*** Listed entries ***
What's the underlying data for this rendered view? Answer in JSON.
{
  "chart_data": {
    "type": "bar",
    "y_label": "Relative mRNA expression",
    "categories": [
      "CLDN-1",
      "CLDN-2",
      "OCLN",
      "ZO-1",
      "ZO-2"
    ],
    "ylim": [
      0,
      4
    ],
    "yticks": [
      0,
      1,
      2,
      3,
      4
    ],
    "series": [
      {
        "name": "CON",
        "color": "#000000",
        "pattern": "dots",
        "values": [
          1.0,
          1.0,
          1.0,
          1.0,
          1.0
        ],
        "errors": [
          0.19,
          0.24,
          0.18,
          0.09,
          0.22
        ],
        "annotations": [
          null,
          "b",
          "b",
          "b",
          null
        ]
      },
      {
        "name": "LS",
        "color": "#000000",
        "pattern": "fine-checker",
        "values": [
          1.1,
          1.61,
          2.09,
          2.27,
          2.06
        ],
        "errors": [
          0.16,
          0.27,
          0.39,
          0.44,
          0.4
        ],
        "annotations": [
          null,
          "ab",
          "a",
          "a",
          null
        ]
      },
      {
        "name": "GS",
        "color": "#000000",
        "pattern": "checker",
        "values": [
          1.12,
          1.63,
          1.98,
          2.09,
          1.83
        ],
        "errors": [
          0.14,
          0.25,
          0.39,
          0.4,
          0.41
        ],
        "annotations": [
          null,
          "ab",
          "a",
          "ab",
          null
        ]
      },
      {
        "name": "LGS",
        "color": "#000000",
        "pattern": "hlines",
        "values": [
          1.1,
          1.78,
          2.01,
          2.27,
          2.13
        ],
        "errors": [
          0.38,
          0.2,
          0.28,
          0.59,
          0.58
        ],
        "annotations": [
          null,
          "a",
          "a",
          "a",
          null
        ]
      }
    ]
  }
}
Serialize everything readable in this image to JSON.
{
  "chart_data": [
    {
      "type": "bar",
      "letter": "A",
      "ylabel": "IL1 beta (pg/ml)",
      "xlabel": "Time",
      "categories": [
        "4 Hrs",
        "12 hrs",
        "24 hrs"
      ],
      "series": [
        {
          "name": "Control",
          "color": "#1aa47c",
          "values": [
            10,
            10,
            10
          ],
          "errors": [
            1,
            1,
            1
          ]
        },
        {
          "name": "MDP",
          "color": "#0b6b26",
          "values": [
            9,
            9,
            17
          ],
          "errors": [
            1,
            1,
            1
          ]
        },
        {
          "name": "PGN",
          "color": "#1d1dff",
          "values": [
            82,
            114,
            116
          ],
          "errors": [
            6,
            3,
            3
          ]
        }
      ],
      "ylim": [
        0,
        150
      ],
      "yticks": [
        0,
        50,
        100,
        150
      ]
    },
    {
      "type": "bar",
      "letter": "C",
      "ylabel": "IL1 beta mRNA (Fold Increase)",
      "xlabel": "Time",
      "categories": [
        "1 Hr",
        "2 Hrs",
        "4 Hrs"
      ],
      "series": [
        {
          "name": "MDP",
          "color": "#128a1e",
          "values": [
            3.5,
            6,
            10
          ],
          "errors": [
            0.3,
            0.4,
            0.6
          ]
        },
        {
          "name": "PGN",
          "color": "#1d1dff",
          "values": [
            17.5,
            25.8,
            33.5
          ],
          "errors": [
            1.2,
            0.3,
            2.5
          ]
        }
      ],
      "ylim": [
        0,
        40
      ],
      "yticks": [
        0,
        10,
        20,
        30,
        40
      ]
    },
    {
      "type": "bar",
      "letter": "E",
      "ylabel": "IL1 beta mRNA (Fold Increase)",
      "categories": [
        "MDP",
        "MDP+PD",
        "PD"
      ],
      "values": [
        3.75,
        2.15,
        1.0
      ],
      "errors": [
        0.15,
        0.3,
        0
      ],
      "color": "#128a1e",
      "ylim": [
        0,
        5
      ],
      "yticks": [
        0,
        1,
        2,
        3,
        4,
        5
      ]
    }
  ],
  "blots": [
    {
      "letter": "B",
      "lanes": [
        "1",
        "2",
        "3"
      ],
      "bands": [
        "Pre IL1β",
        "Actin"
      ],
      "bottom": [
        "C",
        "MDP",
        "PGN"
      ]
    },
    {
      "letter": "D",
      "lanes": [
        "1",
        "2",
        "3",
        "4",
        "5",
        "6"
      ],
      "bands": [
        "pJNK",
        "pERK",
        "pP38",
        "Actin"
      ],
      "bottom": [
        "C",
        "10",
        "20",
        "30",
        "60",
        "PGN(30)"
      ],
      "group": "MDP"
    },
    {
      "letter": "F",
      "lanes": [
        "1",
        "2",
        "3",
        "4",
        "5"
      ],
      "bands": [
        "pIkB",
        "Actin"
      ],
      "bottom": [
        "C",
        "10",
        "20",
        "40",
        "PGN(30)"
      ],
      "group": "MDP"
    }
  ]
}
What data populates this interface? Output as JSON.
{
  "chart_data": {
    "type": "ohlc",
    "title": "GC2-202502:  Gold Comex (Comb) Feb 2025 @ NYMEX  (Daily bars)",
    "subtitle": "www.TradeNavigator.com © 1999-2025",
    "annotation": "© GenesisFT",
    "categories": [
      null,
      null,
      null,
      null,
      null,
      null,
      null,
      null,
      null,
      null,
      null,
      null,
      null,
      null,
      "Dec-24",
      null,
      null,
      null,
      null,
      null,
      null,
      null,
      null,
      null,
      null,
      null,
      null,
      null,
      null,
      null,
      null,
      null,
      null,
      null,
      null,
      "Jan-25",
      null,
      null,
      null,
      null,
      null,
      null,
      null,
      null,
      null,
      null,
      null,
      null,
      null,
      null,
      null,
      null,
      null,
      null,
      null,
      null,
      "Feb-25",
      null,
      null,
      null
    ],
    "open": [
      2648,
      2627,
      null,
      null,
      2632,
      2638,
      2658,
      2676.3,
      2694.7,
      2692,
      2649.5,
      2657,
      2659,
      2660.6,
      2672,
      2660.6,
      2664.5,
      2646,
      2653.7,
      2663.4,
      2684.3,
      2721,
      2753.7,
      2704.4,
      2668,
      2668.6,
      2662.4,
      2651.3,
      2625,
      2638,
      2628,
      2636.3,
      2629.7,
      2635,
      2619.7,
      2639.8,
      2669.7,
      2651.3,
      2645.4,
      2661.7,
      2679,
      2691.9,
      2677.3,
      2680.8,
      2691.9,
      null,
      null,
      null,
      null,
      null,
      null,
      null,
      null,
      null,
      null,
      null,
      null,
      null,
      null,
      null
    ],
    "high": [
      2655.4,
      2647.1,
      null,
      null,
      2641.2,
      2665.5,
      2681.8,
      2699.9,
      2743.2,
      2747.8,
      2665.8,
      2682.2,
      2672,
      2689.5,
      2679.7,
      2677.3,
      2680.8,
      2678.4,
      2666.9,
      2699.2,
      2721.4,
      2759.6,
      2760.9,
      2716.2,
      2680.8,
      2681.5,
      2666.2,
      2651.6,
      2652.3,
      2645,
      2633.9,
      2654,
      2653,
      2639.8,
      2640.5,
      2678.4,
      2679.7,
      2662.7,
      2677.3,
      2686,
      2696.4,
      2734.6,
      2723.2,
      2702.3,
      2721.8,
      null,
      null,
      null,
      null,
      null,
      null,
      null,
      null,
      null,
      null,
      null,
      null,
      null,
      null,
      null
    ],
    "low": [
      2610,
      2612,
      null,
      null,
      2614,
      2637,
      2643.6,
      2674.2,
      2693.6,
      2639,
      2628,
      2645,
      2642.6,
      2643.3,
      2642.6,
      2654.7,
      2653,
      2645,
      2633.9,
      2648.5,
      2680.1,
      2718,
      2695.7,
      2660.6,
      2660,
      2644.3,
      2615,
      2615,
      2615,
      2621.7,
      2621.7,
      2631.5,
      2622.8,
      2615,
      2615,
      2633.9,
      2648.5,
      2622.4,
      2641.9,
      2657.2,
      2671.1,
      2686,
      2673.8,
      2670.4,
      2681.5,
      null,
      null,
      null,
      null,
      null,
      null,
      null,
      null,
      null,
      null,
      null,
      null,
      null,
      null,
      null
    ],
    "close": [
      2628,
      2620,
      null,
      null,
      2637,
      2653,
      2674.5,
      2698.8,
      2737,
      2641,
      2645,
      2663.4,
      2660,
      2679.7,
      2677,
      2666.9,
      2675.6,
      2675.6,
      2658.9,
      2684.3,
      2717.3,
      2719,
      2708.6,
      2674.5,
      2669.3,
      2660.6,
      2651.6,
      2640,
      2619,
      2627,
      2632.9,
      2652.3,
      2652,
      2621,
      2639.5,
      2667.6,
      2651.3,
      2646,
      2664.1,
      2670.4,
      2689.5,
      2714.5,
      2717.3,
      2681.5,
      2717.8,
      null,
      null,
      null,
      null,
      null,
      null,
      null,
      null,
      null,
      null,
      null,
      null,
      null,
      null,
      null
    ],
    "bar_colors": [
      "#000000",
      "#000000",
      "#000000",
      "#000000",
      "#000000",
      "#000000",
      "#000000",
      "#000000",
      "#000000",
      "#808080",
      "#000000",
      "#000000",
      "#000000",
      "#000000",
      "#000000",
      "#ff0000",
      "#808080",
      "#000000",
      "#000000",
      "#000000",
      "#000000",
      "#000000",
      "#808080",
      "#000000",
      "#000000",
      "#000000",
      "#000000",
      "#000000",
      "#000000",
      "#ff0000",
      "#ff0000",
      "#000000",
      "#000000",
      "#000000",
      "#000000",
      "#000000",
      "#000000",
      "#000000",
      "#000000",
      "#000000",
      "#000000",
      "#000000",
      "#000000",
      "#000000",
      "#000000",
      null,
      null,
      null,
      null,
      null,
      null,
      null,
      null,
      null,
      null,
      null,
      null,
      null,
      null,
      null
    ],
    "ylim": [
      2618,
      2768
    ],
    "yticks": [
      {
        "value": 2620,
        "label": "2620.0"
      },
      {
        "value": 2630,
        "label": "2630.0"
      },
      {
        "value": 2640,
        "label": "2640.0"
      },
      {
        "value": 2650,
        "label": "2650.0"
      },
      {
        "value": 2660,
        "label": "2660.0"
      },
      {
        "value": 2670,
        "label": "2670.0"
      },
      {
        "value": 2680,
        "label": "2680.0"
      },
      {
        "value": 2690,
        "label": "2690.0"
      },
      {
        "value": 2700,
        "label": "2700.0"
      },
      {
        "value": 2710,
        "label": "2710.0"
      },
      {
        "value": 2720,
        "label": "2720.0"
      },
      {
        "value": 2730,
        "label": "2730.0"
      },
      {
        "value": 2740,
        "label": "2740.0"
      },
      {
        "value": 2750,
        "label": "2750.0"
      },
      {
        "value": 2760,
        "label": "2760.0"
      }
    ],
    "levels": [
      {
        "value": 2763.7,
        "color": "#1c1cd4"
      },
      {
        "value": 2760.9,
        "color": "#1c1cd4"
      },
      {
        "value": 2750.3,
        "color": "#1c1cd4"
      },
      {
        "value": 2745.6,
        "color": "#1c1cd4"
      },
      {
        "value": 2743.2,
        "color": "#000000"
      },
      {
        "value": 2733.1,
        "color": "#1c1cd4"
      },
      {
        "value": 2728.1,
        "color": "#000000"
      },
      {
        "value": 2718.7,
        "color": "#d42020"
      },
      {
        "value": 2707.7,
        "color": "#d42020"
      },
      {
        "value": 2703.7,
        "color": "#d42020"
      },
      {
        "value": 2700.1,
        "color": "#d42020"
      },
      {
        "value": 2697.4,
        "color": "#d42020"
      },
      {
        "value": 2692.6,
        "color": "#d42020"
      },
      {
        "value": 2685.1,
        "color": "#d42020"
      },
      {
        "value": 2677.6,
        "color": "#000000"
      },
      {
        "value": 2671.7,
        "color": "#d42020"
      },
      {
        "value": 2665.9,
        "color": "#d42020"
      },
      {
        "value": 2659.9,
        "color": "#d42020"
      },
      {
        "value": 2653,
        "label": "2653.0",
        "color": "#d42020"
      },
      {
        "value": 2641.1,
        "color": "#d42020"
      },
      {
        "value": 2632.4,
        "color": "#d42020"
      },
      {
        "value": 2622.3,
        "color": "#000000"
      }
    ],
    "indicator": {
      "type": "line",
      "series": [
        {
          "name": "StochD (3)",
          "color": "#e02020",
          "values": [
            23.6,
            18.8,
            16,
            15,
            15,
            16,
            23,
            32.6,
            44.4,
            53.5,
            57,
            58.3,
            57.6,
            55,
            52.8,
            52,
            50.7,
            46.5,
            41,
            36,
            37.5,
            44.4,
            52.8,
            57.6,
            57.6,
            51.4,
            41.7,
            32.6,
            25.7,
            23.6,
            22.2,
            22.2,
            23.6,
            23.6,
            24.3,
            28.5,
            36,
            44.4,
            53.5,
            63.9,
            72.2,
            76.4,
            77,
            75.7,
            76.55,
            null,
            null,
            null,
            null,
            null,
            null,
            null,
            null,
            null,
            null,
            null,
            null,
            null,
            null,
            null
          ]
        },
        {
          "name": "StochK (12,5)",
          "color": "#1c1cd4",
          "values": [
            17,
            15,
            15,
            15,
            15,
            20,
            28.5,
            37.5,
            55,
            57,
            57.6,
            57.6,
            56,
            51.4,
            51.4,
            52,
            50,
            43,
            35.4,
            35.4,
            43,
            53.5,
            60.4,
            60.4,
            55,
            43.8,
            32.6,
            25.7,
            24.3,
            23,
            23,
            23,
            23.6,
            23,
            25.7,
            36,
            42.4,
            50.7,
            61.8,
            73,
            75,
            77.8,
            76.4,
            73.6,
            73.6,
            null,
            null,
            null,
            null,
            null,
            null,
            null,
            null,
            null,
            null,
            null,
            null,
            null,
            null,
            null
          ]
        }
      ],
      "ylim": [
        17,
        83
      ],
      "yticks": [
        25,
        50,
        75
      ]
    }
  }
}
*** End of Listed entries ***
> **Exercise objective**
All lines with the word "name" are needed; pull them from the entries and copy each.

> **Response area**
        "name": "CON",
        "name": "LS",
        "name": "GS",
        "name": "LGS",
          "name": "Control",
          "name": "MDP",
          "name": "PGN",
          "name": "MDP",
          "name": "PGN",
          "name": "StochD (3)",
          "name": "StochK (12,5)",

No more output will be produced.